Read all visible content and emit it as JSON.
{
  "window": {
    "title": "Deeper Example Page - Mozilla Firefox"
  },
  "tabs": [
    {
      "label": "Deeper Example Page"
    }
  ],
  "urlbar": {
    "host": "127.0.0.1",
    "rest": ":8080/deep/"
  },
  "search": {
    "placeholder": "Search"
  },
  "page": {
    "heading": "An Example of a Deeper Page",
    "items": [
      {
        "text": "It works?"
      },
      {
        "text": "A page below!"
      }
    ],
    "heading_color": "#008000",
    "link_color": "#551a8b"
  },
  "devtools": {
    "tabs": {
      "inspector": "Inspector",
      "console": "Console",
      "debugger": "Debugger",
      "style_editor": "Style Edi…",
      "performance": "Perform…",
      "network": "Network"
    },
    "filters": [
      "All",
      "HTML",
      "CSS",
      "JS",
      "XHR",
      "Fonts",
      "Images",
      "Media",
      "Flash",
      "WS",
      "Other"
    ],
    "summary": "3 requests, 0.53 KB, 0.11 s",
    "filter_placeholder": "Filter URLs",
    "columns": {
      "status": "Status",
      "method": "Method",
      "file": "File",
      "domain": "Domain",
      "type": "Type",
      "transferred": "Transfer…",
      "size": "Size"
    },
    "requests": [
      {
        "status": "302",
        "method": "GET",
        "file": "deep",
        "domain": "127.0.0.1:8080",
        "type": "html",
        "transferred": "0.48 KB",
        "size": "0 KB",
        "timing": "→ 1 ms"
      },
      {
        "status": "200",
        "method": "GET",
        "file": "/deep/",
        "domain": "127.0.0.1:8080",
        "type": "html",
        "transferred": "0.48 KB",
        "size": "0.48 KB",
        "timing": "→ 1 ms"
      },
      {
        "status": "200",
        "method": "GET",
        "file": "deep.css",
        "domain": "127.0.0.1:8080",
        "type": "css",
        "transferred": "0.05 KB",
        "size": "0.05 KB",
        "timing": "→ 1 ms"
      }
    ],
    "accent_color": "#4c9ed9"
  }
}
***
■ **TASK TO CARRY OUT**
Copy the data above in full, character for character.

■ **RESPONSE FOR THIS EXERCISE**
Read all visible content and emit it as JSON.
{
  "window": {
    "title": "Deeper Example Page - Mozilla Firefox"
  },
  "tabs": [
    {
      "label": "Deeper Example Page"
    }
  ],
  "urlbar": {
    "host": "127.0.0.1",
    "rest": ":8080/deep/"
  },
  "search": {
    "placeholder": "Search"
  },
  "page": {
    "heading": "An Example of a Deeper Page",
    "items": [
      {
        "text": "It works?"
      },
      {
        "text": "A page below!"
      }
    ],
    "heading_color": "#008000",
    "link_color": "#551a8b"
  },
  "devtools": {
    "tabs": {
      "inspector": "Inspector",
      "console": "Console",
      "debugger": "Debugger",
      "style_editor": "Style Edi…",
      "performance": "Perform…",
      "network": "Network"
    },
    "filters": [
      "All",
      "HTML",
      "CSS",
      "JS",
      "XHR",
      "Fonts",
      "Images",
      "Media",
      "Flash",
      "WS",
      "Other"
    ],
    "summary": "3 requests, 0.53 KB, 0.11 s",
    "filter_placeholder": "Filter URLs",
    "columns": {
      "status": "Status",
      "method": "Method",
      "file": "File",
      "domain": "Domain",
      "type": "Type",
      "transferred": "Transfer…",
      "size": "Size"
    },
    "requests": [
      {
        "status": "302",
        "method": "GET",
        "file": "deep",
        "domain": "127.0.0.1:8080",
        "type": "html",
        "transferred": "0.48 KB",
        "size": "0 KB",
        "timing": "→ 1 ms"
      },
      {
        "status": "200",
        "method": "GET",
        "file": "/deep/",
        "domain": "127.0.0.1:8080",
        "type": "html",
        "transferred": "0.48 KB",
        "size": "0.48 KB",
        "timing": "→ 1 ms"
      },
      {
        "status": "200",
        "method": "GET",
        "file": "deep.css",
        "domain": "127.0.0.1:8080",
        "type": "css",
        "transferred": "0.05 KB",
        "size": "0.05 KB",
        "timing": "→ 1 ms"
      }
    ],
    "accent_color": "#4c9ed9"
  }
}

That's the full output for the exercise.